== EXERCISE DIRECTIONS ==
Reproduce the records that follow in full, excluding any picture they contain.

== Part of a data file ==
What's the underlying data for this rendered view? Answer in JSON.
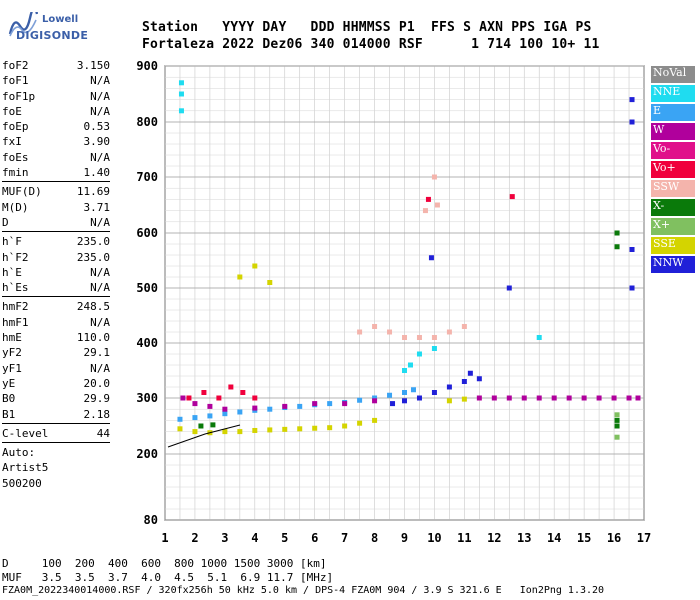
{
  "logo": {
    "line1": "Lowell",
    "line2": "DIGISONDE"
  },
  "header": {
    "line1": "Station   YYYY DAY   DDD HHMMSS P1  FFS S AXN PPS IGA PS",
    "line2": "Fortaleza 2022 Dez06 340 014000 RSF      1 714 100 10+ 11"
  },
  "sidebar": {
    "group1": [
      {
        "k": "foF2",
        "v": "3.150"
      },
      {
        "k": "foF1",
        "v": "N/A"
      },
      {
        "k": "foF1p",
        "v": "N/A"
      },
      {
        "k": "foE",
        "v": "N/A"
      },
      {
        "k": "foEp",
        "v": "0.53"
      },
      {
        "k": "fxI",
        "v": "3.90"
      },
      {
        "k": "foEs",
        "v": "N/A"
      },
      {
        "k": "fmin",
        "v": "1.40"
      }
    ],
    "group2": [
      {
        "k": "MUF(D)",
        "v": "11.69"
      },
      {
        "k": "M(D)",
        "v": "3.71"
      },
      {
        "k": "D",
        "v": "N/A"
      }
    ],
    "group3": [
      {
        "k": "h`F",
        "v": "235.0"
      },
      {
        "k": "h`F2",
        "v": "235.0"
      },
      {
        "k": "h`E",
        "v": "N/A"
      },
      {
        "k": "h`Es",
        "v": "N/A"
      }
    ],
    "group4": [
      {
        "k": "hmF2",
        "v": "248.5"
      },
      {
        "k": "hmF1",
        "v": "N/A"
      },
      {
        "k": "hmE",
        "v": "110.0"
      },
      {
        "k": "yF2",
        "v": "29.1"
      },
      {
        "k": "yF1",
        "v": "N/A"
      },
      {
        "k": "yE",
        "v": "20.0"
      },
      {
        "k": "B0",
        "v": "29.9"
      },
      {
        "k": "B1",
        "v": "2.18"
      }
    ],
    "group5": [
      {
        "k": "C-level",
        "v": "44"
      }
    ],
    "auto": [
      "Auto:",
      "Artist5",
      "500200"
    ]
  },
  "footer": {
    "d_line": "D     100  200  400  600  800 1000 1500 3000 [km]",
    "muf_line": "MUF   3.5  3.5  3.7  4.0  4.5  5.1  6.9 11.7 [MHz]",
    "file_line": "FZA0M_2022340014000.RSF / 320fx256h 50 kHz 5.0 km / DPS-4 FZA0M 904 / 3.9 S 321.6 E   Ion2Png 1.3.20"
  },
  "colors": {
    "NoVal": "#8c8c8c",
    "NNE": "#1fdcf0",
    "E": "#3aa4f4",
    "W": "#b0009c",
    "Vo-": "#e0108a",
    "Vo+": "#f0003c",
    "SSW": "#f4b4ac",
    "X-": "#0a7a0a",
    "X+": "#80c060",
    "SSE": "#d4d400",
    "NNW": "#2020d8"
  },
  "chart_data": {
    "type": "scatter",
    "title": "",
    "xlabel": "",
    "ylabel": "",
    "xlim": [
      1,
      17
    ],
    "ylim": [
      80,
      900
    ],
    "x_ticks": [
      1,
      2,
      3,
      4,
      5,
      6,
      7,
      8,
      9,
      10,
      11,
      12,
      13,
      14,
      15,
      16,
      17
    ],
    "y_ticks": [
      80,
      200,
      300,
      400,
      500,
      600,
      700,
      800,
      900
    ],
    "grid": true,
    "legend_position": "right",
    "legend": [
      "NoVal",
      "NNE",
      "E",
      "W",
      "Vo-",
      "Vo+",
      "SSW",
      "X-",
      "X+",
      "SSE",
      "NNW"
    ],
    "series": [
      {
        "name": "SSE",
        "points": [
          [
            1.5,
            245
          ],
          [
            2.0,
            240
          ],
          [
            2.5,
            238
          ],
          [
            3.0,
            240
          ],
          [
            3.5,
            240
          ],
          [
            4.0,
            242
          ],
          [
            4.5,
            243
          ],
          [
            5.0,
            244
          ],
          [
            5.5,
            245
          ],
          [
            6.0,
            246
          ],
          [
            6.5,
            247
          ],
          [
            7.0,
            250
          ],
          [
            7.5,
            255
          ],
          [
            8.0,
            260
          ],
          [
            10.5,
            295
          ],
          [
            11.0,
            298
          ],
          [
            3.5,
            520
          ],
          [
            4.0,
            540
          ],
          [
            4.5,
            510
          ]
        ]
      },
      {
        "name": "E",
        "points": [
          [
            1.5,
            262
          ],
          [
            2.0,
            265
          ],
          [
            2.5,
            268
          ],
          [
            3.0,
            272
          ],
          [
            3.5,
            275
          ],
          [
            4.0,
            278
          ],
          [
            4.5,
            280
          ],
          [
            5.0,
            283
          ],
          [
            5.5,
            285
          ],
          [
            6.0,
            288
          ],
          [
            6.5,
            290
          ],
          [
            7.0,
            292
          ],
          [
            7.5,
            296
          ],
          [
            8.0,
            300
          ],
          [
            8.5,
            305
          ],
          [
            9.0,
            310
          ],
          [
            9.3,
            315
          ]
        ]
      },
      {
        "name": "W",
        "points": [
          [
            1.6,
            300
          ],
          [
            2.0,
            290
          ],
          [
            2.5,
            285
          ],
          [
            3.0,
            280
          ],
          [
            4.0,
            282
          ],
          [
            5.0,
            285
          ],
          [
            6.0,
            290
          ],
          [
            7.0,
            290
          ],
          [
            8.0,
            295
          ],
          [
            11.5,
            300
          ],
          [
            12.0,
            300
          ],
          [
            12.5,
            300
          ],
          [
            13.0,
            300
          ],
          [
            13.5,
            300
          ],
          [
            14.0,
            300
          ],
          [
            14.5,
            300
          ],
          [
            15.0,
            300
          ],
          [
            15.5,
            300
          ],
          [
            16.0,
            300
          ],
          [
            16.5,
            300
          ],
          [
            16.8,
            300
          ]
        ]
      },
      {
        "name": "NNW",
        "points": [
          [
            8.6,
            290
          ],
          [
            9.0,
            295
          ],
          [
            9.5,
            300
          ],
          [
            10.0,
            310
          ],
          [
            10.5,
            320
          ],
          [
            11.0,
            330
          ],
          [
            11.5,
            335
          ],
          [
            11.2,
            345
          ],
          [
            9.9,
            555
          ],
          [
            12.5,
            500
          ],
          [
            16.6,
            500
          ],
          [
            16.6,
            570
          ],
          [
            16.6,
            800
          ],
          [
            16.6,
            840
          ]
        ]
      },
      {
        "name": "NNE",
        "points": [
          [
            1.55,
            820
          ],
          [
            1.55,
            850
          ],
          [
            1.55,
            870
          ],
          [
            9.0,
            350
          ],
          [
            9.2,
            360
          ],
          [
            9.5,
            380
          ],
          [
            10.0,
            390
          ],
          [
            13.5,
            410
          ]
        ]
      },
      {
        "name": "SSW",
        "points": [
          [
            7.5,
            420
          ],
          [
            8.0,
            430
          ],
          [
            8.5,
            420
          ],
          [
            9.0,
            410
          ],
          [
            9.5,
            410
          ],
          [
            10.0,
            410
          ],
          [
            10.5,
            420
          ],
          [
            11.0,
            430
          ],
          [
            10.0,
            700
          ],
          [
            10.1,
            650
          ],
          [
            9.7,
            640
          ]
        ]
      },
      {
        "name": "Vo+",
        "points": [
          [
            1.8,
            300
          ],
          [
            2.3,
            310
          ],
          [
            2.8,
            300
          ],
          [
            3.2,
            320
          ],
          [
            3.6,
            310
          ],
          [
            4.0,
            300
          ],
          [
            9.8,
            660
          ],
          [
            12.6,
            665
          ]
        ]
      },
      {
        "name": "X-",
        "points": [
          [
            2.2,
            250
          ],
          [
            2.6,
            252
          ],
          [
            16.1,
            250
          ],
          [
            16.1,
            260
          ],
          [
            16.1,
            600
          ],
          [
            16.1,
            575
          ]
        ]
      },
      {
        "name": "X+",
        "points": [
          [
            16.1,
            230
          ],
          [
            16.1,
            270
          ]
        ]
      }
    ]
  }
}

== EXERCISE ANSWER ==
What's the underlying data for this rendered view? Answer in JSON.
{
  "logo": {
    "line1": "Lowell",
    "line2": "DIGISONDE"
  },
  "header": {
    "line1": "Station   YYYY DAY   DDD HHMMSS P1  FFS S AXN PPS IGA PS",
    "line2": "Fortaleza 2022 Dez06 340 014000 RSF      1 714 100 10+ 11"
  },
  "sidebar": {
    "group1": [
      {
        "k": "foF2",
        "v": "3.150"
      },
      {
        "k": "foF1",
        "v": "N/A"
      },
      {
        "k": "foF1p",
        "v": "N/A"
      },
      {
        "k": "foE",
        "v": "N/A"
      },
      {
        "k": "foEp",
        "v": "0.53"
      },
      {
        "k": "fxI",
        "v": "3.90"
      },
      {
        "k": "foEs",
        "v": "N/A"
      },
      {
        "k": "fmin",
        "v": "1.40"
      }
    ],
    "group2": [
      {
        "k": "MUF(D)",
        "v": "11.69"
      },
      {
        "k": "M(D)",
        "v": "3.71"
      },
      {
        "k": "D",
        "v": "N/A"
      }
    ],
    "group3": [
      {
        "k": "h`F",
        "v": "235.0"
      },
      {
        "k": "h`F2",
        "v": "235.0"
      },
      {
        "k": "h`E",
        "v": "N/A"
      },
      {
        "k": "h`Es",
        "v": "N/A"
      }
    ],
    "group4": [
      {
        "k": "hmF2",
        "v": "248.5"
      },
      {
        "k": "hmF1",
        "v": "N/A"
      },
      {
        "k": "hmE",
        "v": "110.0"
      },
      {
        "k": "yF2",
        "v": "29.1"
      },
      {
        "k": "yF1",
        "v": "N/A"
      },
      {
        "k": "yE",
        "v": "20.0"
      },
      {
        "k": "B0",
        "v": "29.9"
      },
      {
        "k": "B1",
        "v": "2.18"
      }
    ],
    "group5": [
      {
        "k": "C-level",
        "v": "44"
      }
    ],
    "auto": [
      "Auto:",
      "Artist5",
      "500200"
    ]
  },
  "footer": {
    "d_line": "D     100  200  400  600  800 1000 1500 3000 [km]",
    "muf_line": "MUF   3.5  3.5  3.7  4.0  4.5  5.1  6.9 11.7 [MHz]",
    "file_line": "FZA0M_2022340014000.RSF / 320fx256h 50 kHz 5.0 km / DPS-4 FZA0M 904 / 3.9 S 321.6 E   Ion2Png 1.3.20"
  },
  "colors": {
    "NoVal": "#8c8c8c",
    "NNE": "#1fdcf0",
    "E": "#3aa4f4",
    "W": "#b0009c",
    "Vo-": "#e0108a",
    "Vo+": "#f0003c",
    "SSW": "#f4b4ac",
    "X-": "#0a7a0a",
    "X+": "#80c060",
    "SSE": "#d4d400",
    "NNW": "#2020d8"
  },
  "chart_data": {
    "type": "scatter",
    "title": "",
    "xlabel": "",
    "ylabel": "",
    "xlim": [
      1,
      17
    ],
    "ylim": [
      80,
      900
    ],
    "x_ticks": [
      1,
      2,
      3,
      4,
      5,
      6,
      7,
      8,
      9,
      10,
      11,
      12,
      13,
      14,
      15,
      16,
      17
    ],
    "y_ticks": [
      80,
      200,
      300,
      400,
      500,
      600,
      700,
      800,
      900
    ],
    "grid": true,
    "legend_position": "right",
    "legend": [
      "NoVal",
      "NNE",
      "E",
      "W",
      "Vo-",
      "Vo+",
      "SSW",
      "X-",
      "X+",
      "SSE",
      "NNW"
    ],
    "series": [
      {
        "name": "SSE",
        "points": [
          [
            1.5,
            245
          ],
          [
            2.0,
            240
          ],
          [
            2.5,
            238
          ],
          [
            3.0,
            240
          ],
          [
            3.5,
            240
          ],
          [
            4.0,
            242
          ],
          [
            4.5,
            243
          ],
          [
            5.0,
            244
          ],
          [
            5.5,
            245
          ],
          [
            6.0,
            246
          ],
          [
            6.5,
            247
          ],
          [
            7.0,
            250
          ],
          [
            7.5,
            255
          ],
          [
            8.0,
            260
          ],
          [
            10.5,
            295
          ],
          [
            11.0,
            298
          ],
          [
            3.5,
            520
          ],
          [
            4.0,
            540
          ],
          [
            4.5,
            510
          ]
        ]
      },
      {
        "name": "E",
        "points": [
          [
            1.5,
            262
          ],
          [
            2.0,
            265
          ],
          [
            2.5,
            268
          ],
          [
            3.0,
            272
          ],
          [
            3.5,
            275
          ],
          [
            4.0,
            278
          ],
          [
            4.5,
            280
          ],
          [
            5.0,
            283
          ],
          [
            5.5,
            285
          ],
          [
            6.0,
            288
          ],
          [
            6.5,
            290
          ],
          [
            7.0,
            292
          ],
          [
            7.5,
            296
          ],
          [
            8.0,
            300
          ],
          [
            8.5,
            305
          ],
          [
            9.0,
            310
          ],
          [
            9.3,
            315
          ]
        ]
      },
      {
        "name": "W",
        "points": [
          [
            1.6,
            300
          ],
          [
            2.0,
            290
          ],
          [
            2.5,
            285
          ],
          [
            3.0,
            280
          ],
          [
            4.0,
            282
          ],
          [
            5.0,
            285
          ],
          [
            6.0,
            290
          ],
          [
            7.0,
            290
          ],
          [
            8.0,
            295
          ],
          [
            11.5,
            300
          ],
          [
            12.0,
            300
          ],
          [
            12.5,
            300
          ],
          [
            13.0,
            300
          ],
          [
            13.5,
            300
          ],
          [
            14.0,
            300
          ],
          [
            14.5,
            300
          ],
          [
            15.0,
            300
          ],
          [
            15.5,
            300
          ],
          [
            16.0,
            300
          ],
          [
            16.5,
            300
          ],
          [
            16.8,
            300
          ]
        ]
      },
      {
        "name": "NNW",
        "points": [
          [
            8.6,
            290
          ],
          [
            9.0,
            295
          ],
          [
            9.5,
            300
          ],
          [
            10.0,
            310
          ],
          [
            10.5,
            320
          ],
          [
            11.0,
            330
          ],
          [
            11.5,
            335
          ],
          [
            11.2,
            345
          ],
          [
            9.9,
            555
          ],
          [
            12.5,
            500
          ],
          [
            16.6,
            500
          ],
          [
            16.6,
            570
          ],
          [
            16.6,
            800
          ],
          [
            16.6,
            840
          ]
        ]
      },
      {
        "name": "NNE",
        "points": [
          [
            1.55,
            820
          ],
          [
            1.55,
            850
          ],
          [
            1.55,
            870
          ],
          [
            9.0,
            350
          ],
          [
            9.2,
            360
          ],
          [
            9.5,
            380
          ],
          [
            10.0,
            390
          ],
          [
            13.5,
            410
          ]
        ]
      },
      {
        "name": "SSW",
        "points": [
          [
            7.5,
            420
          ],
          [
            8.0,
            430
          ],
          [
            8.5,
            420
          ],
          [
            9.0,
            410
          ],
          [
            9.5,
            410
          ],
          [
            10.0,
            410
          ],
          [
            10.5,
            420
          ],
          [
            11.0,
            430
          ],
          [
            10.0,
            700
          ],
          [
            10.1,
            650
          ],
          [
            9.7,
            640
          ]
        ]
      },
      {
        "name": "Vo+",
        "points": [
          [
            1.8,
            300
          ],
          [
            2.3,
            310
          ],
          [
            2.8,
            300
          ],
          [
            3.2,
            320
          ],
          [
            3.6,
            310
          ],
          [
            4.0,
            300
          ],
          [
            9.8,
            660
          ],
          [
            12.6,
            665
          ]
        ]
      },
      {
        "name": "X-",
        "points": [
          [
            2.2,
            250
          ],
          [
            2.6,
            252
          ],
          [
            16.1,
            250
          ],
          [
            16.1,
            260
          ],
          [
            16.1,
            600
          ],
          [
            16.1,
            575
          ]
        ]
      },
      {
        "name": "X+",
        "points": [
          [
            16.1,
            230
          ],
          [
            16.1,
            270
          ]
        ]
      }
    ]
  }
}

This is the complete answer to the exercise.